▶ **Data for this exercise**:
** begin **

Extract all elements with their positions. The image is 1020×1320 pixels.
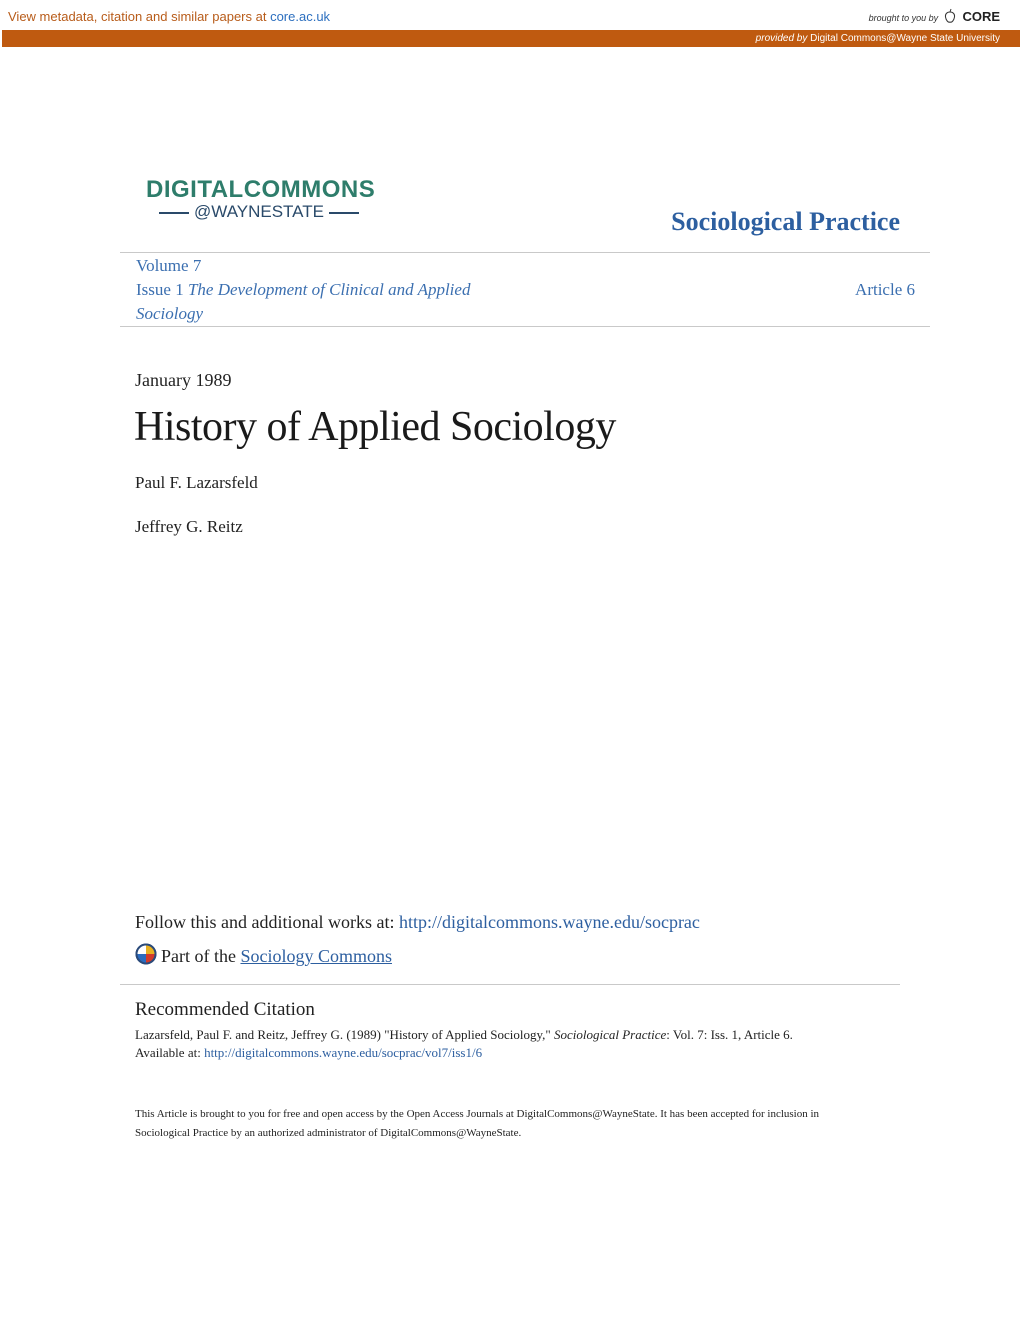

** end **
** begin **

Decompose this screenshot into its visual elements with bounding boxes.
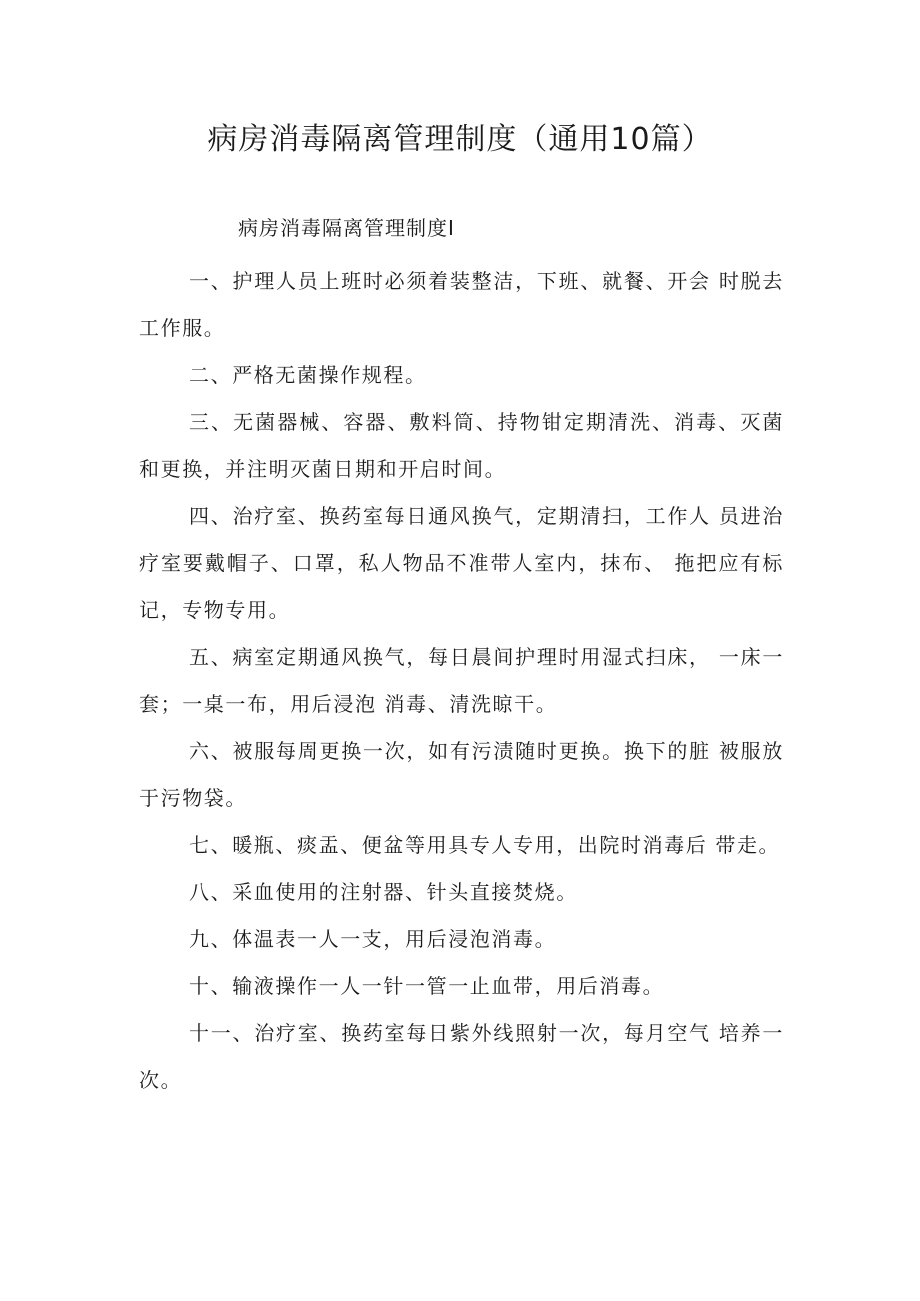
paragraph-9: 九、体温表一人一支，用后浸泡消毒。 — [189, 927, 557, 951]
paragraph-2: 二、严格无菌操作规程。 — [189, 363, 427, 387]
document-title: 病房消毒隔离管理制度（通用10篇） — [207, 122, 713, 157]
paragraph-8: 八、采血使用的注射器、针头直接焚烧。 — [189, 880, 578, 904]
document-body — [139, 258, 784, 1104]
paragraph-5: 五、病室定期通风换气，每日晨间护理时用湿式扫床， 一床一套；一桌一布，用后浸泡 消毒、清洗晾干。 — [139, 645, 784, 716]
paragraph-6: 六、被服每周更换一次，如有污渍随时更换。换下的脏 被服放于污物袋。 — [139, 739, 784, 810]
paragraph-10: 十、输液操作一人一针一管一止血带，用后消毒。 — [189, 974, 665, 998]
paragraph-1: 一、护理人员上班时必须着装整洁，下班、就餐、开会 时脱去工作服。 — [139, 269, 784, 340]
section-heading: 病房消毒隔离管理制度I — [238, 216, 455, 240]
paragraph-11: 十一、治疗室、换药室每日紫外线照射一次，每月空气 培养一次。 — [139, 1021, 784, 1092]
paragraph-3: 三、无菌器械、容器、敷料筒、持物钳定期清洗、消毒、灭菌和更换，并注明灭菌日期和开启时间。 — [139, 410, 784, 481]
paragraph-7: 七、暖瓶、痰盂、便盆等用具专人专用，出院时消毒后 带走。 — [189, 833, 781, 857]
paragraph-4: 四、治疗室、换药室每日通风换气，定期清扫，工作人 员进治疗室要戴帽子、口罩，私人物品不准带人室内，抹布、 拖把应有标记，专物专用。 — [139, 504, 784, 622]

** end **
** begin **

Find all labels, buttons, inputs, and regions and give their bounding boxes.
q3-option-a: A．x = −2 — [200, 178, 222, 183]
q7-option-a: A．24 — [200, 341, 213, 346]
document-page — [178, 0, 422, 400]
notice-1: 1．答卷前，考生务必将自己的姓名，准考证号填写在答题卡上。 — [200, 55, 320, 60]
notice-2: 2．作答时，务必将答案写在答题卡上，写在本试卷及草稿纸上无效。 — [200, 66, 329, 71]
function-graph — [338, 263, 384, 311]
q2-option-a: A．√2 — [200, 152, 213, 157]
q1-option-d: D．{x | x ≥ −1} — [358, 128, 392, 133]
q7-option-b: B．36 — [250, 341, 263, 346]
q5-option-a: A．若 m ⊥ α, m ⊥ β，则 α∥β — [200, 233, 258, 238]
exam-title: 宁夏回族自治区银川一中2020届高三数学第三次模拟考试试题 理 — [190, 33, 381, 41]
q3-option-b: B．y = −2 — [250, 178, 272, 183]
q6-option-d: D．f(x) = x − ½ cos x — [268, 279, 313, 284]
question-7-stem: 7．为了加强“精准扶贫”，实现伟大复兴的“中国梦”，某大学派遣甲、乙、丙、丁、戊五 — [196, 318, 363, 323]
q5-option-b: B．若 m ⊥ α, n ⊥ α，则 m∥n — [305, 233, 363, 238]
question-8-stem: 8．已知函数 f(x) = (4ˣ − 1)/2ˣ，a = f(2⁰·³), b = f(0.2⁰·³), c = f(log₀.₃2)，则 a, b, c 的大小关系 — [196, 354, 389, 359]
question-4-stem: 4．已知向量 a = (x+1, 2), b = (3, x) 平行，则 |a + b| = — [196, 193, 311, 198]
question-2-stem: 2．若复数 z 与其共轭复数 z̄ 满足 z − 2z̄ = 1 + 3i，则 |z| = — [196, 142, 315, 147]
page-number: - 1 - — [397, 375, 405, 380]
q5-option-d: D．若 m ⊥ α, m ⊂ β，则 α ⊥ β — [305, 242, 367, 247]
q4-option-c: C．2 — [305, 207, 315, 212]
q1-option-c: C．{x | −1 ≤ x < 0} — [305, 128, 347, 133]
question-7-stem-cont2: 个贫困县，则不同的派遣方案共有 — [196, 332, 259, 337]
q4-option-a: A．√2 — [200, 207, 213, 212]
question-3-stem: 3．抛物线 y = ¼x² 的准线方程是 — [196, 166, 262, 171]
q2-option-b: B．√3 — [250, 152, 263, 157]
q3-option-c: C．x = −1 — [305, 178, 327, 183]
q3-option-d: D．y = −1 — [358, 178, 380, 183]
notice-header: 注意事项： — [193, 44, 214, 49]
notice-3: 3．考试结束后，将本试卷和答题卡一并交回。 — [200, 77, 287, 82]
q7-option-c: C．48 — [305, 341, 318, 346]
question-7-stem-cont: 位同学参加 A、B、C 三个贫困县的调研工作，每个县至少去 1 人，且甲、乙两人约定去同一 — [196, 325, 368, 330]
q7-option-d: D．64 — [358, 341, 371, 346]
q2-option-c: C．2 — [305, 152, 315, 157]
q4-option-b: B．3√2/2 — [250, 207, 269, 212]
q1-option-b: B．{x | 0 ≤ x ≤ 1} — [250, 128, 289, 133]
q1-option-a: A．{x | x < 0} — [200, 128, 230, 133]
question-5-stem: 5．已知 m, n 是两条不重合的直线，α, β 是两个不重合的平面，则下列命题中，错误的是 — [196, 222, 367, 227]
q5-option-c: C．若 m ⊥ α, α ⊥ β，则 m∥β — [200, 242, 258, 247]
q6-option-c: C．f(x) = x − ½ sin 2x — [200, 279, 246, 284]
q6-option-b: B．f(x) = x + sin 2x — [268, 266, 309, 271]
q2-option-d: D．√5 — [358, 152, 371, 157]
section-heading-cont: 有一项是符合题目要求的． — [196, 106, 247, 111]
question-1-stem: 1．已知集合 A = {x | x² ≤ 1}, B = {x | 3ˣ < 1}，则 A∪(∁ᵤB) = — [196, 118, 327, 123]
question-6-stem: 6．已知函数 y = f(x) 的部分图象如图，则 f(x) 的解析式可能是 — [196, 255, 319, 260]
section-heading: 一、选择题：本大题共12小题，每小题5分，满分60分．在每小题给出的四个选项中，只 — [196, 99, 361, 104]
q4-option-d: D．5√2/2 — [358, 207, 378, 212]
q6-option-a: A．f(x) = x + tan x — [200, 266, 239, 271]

** end **

Give everything from the line containing "Find all labels, buttons, inputs, and" down to the line containing "q4-option-c: C．2 — [305, 207, 315, 212]" as a two-column CSV headed input and output. Each row holds a text and its answer, each in one quoted field with line breaks turned into spaces.

input,output
"Find all labels, buttons, inputs, and regions and give their bounding boxes.","q3-option-a: A．x = −2 — [200, 178, 222, 183] q7-option-a: A．24 — [200, 341, 213, 346] document-page — [178, 0, 422, 400] notice-1: 1．答卷前，考生务必将自己的姓名，准考证号填写在答题卡上。 — [200, 55, 320, 60] notice-2: 2．作答时，务必将答案写在答题卡上，写在本试卷及草稿纸上无效。 — [200, 66, 329, 71] function-graph — [338, 263, 384, 311] q2-option-a: A．√2 — [200, 152, 213, 157] q1-option-d: D．{x | x ≥ −1} — [358, 128, 392, 133] q7-option-b: B．36 — [250, 341, 263, 346] q5-option-a: A．若 m ⊥ α, m ⊥ β，则 α∥β — [200, 233, 258, 238] exam-title: 宁夏回族自治区银川一中2020届高三数学第三次模拟考试试题 理 — [190, 33, 381, 41] q3-option-b: B．y = −2 — [250, 178, 272, 183] q6-option-d: D．f(x) = x − ½ cos x — [268, 279, 313, 284] question-7-stem: 7．为了加强“精准扶贫”，实现伟大复兴的“中国梦”，某大学派遣甲、乙、丙、丁、戊五 — [196, 318, 363, 323] q5-option-b: B．若 m ⊥ α, n ⊥ α，则 m∥n — [305, 233, 363, 238] question-8-stem: 8．已知函数 f(x) = (4ˣ − 1)/2ˣ，a = f(2⁰·³), b = f(0.2⁰·³), c = f(log₀.₃2)，则 a, b, c 的大小关系 — [196, 354, 389, 359] question-4-stem: 4．已知向量 a = (x+1, 2), b = (3, x) 平行，则 |a + b| = — [196, 193, 311, 198] question-2-stem: 2．若复数 z 与其共轭复数 z̄ 满足 z − 2z̄ = 1 + 3i，则 |z| = — [196, 142, 315, 147] page-number: - 1 - — [397, 375, 405, 380] q5-option-d: D．若 m ⊥ α, m ⊂ β，则 α ⊥ β — [305, 242, 367, 247] q4-option-c: C．2 — [305, 207, 315, 212]"